Reproduce the data exactly and drop any pictures it holds.

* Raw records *
..........

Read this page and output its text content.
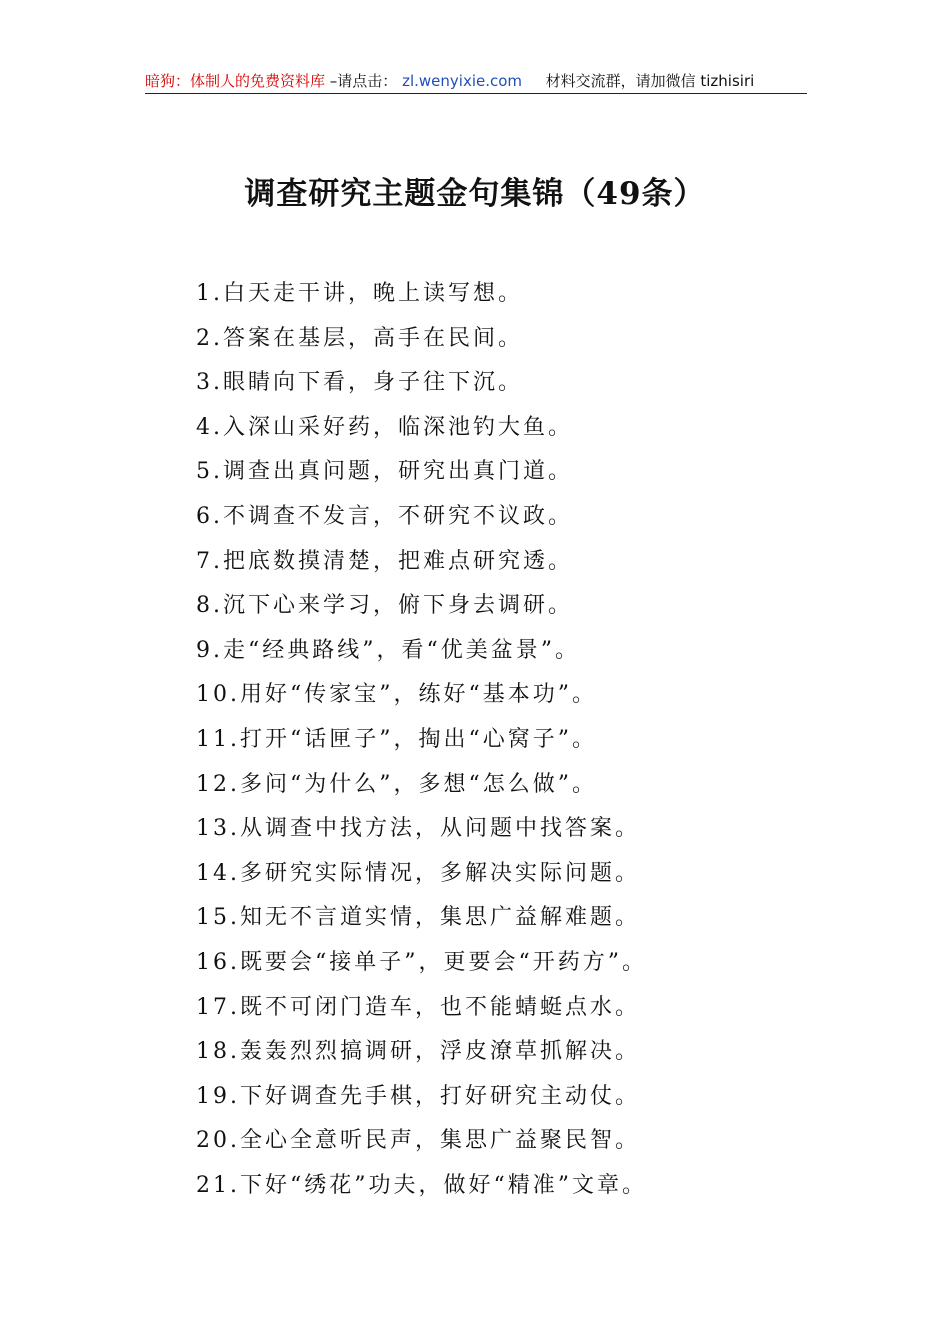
暗狗：体制人的免费资料库 –请点击： zl.wenyixie.com 材料交流群，请加微信 tizhisiri
调查研究主题金句集锦（49条）
1.白天走干讲，晚上读写想。
2.答案在基层，高手在民间。
3.眼睛向下看，身子往下沉。
4.入深山采好药，临深池钓大鱼。
5.调查出真问题，研究出真门道。
6.不调查不发言，不研究不议政。
7.把底数摸清楚，把难点研究透。
8.沉下心来学习，俯下身去调研。
9.走“经典路线”，看“优美盆景”。
10.用好“传家宝”，练好“基本功”。
11.打开“话匣子”，掏出“心窝子”。
12.多问“为什么”，多想“怎么做”。
13.从调查中找方法，从问题中找答案。
14.多研究实际情况，多解决实际问题。
15.知无不言道实情，集思广益解难题。
16.既要会“接单子”，更要会“开药方”。
17.既不可闭门造车，也不能蜻蜓点水。
18.轰轰烈烈搞调研，浮皮潦草抓解决。
19.下好调查先手棋，打好研究主动仗。
20.全心全意听民声，集思广益聚民智。
21.下好“绣花”功夫，做好“精准”文章。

..........

* Result for this task *
Read this page and output its text content.
暗狗：体制人的免费资料库 –请点击： zl.wenyixie.com 材料交流群，请加微信 tizhisiri
调查研究主题金句集锦（49条）
1.白天走干讲，晚上读写想。
2.答案在基层，高手在民间。
3.眼睛向下看，身子往下沉。
4.入深山采好药，临深池钓大鱼。
5.调查出真问题，研究出真门道。
6.不调查不发言，不研究不议政。
7.把底数摸清楚，把难点研究透。
8.沉下心来学习，俯下身去调研。
9.走“经典路线”，看“优美盆景”。
10.用好“传家宝”，练好“基本功”。
11.打开“话匣子”，掏出“心窝子”。
12.多问“为什么”，多想“怎么做”。
13.从调查中找方法，从问题中找答案。
14.多研究实际情况，多解决实际问题。
15.知无不言道实情，集思广益解难题。
16.既要会“接单子”，更要会“开药方”。
17.既不可闭门造车，也不能蜻蜓点水。
18.轰轰烈烈搞调研，浮皮潦草抓解决。
19.下好调查先手棋，打好研究主动仗。
20.全心全意听民声，集思广益聚民智。
21.下好“绣花”功夫，做好“精准”文章。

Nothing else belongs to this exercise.